### Work to complete
Retype the whole listing below, character for character.

───── Given data

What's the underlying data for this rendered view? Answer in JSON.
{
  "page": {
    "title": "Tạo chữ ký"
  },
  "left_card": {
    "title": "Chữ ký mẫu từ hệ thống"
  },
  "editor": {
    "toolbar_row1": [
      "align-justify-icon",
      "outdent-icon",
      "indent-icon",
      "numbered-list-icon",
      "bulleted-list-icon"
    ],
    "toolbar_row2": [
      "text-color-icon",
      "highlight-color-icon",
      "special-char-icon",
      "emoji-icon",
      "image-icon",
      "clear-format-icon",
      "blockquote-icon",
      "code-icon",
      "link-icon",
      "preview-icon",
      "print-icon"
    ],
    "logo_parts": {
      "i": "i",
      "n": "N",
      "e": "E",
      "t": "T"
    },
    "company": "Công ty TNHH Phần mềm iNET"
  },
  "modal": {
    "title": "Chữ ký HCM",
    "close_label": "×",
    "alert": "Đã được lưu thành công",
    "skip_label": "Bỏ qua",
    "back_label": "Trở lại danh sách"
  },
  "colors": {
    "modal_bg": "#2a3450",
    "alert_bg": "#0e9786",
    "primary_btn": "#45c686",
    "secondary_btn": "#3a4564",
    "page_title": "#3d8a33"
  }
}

──────────

### Exercise result
What's the underlying data for this rendered view? Answer in JSON.
{
  "page": {
    "title": "Tạo chữ ký"
  },
  "left_card": {
    "title": "Chữ ký mẫu từ hệ thống"
  },
  "editor": {
    "toolbar_row1": [
      "align-justify-icon",
      "outdent-icon",
      "indent-icon",
      "numbered-list-icon",
      "bulleted-list-icon"
    ],
    "toolbar_row2": [
      "text-color-icon",
      "highlight-color-icon",
      "special-char-icon",
      "emoji-icon",
      "image-icon",
      "clear-format-icon",
      "blockquote-icon",
      "code-icon",
      "link-icon",
      "preview-icon",
      "print-icon"
    ],
    "logo_parts": {
      "i": "i",
      "n": "N",
      "e": "E",
      "t": "T"
    },
    "company": "Công ty TNHH Phần mềm iNET"
  },
  "modal": {
    "title": "Chữ ký HCM",
    "close_label": "×",
    "alert": "Đã được lưu thành công",
    "skip_label": "Bỏ qua",
    "back_label": "Trở lại danh sách"
  },
  "colors": {
    "modal_bg": "#2a3450",
    "alert_bg": "#0e9786",
    "primary_btn": "#45c686",
    "secondary_btn": "#3a4564",
    "page_title": "#3d8a33"
  }
}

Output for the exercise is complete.